▶ **GIVEN DATA**

---*---

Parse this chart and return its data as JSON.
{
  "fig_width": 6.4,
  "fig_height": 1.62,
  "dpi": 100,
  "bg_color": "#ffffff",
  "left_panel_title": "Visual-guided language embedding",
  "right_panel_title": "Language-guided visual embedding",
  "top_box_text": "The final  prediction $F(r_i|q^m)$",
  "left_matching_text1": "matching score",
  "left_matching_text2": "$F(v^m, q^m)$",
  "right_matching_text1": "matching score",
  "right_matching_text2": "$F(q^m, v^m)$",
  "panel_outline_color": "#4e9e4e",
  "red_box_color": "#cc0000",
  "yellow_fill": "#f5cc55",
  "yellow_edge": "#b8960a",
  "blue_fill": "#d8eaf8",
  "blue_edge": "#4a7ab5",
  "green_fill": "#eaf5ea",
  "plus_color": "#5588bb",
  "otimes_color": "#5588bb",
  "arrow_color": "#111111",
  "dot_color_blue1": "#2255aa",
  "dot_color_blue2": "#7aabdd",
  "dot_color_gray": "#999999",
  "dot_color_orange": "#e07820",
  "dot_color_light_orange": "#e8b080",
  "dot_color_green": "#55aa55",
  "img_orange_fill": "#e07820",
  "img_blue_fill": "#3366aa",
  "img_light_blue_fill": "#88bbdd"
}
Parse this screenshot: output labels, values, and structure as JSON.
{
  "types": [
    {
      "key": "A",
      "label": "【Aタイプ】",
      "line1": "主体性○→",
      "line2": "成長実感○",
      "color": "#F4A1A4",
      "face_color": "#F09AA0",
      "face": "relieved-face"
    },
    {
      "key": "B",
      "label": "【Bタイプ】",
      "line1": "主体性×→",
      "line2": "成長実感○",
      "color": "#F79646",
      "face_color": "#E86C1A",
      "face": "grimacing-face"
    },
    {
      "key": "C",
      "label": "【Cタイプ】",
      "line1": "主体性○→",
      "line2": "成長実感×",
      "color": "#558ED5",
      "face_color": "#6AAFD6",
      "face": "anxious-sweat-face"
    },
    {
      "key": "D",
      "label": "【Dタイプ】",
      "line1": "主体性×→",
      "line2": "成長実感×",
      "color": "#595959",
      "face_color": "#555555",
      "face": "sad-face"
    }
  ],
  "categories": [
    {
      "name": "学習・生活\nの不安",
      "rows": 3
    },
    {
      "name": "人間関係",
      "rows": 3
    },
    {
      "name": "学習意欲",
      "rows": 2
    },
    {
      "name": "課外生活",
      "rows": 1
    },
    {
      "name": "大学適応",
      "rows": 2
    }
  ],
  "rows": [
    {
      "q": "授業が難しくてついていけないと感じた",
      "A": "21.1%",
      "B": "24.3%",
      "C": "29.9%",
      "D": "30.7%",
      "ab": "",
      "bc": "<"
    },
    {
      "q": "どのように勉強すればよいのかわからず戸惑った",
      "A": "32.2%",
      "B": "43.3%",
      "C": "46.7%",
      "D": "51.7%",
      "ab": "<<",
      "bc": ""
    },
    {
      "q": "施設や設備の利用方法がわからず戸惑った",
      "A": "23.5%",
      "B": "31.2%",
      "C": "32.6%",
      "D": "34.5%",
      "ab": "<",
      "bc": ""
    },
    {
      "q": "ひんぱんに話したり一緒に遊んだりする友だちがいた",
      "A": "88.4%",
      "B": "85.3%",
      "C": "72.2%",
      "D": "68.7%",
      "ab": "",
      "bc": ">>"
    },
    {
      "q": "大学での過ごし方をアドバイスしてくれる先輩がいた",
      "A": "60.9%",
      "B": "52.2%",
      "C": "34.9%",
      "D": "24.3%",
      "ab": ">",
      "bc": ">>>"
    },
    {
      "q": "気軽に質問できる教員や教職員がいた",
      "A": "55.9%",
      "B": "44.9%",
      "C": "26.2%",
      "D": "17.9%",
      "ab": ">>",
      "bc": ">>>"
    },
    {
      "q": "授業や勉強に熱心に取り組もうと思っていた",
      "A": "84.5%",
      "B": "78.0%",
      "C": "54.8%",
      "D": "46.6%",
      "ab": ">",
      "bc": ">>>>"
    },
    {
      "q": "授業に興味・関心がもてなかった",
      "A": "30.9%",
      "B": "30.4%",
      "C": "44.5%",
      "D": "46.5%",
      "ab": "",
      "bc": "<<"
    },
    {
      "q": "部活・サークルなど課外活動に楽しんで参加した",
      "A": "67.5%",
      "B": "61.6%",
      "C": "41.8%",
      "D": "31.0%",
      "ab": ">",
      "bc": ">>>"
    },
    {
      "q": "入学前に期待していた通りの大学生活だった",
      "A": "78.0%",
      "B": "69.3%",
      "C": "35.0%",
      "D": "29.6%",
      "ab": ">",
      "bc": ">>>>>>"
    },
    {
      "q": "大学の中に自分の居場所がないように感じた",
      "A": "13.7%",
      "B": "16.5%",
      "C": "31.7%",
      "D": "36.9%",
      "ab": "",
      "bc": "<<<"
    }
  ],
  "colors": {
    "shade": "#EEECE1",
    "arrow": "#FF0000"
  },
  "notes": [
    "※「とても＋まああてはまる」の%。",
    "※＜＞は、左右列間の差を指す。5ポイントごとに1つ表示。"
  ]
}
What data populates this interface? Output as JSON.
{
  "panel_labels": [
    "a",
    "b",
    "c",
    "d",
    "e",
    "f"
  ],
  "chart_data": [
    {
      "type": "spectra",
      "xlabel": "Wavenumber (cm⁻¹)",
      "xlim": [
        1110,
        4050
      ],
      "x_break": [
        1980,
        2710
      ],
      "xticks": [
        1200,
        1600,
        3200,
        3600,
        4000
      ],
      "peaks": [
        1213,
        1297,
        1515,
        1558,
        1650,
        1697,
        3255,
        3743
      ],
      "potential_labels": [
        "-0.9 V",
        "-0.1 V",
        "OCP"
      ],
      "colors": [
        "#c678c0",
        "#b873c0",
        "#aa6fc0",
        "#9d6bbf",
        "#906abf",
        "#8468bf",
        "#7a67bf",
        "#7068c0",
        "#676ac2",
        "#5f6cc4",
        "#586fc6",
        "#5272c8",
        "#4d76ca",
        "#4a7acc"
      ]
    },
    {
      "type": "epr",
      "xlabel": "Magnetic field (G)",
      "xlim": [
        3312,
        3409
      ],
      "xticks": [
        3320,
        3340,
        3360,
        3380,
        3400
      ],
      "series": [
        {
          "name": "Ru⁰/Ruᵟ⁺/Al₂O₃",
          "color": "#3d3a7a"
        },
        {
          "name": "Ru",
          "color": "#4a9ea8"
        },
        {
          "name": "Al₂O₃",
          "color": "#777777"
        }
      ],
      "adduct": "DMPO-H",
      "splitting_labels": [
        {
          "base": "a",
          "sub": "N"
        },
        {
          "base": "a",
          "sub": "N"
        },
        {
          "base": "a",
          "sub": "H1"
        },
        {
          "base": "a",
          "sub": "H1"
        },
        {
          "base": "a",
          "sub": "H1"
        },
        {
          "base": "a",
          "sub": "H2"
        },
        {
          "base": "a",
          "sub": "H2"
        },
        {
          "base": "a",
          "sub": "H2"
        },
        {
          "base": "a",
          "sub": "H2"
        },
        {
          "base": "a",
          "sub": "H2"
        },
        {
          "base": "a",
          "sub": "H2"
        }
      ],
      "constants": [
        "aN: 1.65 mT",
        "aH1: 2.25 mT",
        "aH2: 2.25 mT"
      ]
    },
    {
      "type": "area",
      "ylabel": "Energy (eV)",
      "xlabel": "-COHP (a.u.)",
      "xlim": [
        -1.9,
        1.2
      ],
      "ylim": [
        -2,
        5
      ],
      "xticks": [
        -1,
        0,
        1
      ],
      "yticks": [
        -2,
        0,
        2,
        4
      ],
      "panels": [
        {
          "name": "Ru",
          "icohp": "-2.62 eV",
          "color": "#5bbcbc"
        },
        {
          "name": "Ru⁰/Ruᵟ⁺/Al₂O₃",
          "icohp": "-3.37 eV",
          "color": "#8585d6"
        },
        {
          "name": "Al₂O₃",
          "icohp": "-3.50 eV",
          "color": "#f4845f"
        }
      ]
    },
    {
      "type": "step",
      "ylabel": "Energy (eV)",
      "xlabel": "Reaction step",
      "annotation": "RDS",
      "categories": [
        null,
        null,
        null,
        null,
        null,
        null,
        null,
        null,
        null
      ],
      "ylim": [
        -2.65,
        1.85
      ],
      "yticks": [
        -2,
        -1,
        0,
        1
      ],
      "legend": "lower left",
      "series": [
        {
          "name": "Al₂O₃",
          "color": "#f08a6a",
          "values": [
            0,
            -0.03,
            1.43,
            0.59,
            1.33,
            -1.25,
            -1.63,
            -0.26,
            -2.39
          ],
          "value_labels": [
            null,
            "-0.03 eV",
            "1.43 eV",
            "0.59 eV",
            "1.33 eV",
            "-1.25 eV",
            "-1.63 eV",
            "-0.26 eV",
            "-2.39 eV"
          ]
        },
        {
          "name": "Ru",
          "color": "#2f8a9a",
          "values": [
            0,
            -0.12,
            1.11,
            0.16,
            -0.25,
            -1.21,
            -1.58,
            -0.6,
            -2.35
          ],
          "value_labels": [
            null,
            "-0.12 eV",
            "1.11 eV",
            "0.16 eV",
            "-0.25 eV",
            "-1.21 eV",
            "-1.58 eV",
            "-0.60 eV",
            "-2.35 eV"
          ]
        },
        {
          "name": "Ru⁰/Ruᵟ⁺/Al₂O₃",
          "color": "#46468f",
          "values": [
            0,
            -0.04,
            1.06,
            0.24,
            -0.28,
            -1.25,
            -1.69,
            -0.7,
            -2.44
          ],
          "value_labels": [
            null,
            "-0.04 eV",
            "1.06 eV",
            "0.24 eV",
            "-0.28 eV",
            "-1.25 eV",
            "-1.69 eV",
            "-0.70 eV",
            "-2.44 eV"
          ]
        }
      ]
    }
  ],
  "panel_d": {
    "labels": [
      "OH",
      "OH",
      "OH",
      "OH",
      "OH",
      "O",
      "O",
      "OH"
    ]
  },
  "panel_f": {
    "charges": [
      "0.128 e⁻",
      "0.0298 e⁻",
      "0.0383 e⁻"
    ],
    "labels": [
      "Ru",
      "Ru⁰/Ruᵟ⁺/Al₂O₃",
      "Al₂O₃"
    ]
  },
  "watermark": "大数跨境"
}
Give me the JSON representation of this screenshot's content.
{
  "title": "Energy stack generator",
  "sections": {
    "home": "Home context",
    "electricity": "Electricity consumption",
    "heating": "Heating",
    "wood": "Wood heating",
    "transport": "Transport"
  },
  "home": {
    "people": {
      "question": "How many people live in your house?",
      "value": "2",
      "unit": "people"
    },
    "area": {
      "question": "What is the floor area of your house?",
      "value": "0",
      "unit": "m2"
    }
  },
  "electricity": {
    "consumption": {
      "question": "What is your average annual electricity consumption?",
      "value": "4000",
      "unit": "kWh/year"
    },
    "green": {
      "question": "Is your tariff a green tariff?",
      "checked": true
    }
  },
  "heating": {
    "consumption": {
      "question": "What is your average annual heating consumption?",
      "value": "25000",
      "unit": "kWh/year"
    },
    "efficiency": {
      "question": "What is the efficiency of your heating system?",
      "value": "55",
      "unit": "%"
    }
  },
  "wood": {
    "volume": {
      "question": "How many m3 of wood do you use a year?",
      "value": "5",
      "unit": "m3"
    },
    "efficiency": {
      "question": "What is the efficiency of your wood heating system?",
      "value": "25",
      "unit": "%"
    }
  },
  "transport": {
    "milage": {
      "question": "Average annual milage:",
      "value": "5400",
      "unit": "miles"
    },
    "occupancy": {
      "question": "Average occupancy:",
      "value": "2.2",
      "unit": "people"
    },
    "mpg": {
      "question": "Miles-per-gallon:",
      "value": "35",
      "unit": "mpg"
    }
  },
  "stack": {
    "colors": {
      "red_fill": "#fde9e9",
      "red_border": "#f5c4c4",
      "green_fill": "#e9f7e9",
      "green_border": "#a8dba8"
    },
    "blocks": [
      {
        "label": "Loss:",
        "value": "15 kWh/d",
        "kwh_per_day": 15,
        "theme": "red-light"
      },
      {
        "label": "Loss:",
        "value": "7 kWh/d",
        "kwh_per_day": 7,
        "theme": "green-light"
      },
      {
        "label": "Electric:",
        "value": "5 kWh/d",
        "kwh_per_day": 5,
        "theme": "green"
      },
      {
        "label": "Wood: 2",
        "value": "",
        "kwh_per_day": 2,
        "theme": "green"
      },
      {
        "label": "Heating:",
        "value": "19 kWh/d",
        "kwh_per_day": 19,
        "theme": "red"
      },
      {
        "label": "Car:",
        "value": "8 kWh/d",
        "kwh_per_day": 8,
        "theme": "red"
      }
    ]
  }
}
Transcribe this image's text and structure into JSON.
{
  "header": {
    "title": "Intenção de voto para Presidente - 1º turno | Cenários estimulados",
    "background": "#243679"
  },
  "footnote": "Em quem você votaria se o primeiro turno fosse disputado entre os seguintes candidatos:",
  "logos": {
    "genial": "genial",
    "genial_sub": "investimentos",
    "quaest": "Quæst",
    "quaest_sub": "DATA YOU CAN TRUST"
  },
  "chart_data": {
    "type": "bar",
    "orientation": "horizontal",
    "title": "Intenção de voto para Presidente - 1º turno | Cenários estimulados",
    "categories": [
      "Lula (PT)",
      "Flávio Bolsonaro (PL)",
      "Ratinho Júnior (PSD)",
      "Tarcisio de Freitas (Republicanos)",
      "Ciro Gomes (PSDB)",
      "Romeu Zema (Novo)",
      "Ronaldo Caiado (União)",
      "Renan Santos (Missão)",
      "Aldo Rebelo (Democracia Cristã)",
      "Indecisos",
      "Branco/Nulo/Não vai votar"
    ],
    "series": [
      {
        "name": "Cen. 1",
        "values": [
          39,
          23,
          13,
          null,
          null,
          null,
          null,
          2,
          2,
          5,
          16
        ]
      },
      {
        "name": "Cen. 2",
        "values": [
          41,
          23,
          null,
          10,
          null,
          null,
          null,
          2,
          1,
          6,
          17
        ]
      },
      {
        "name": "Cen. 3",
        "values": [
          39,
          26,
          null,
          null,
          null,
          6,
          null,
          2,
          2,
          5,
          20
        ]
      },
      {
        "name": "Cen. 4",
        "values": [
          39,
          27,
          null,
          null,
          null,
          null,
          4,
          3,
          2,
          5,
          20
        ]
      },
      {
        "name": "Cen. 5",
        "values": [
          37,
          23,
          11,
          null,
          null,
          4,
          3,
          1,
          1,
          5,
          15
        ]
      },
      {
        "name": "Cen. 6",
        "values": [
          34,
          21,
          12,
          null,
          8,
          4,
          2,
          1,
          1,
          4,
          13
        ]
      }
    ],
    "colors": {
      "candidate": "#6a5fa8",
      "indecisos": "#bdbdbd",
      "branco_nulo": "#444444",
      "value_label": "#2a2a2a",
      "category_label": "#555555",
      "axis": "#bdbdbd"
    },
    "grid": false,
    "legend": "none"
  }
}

---*---

▶ **TASK BRIEF**
Pull out each line holding the string "Parse".

▶ **IN RESPONSE**
Parse this chart and return its data as JSON.
Parse this screenshot: output labels, values, and structure as JSON.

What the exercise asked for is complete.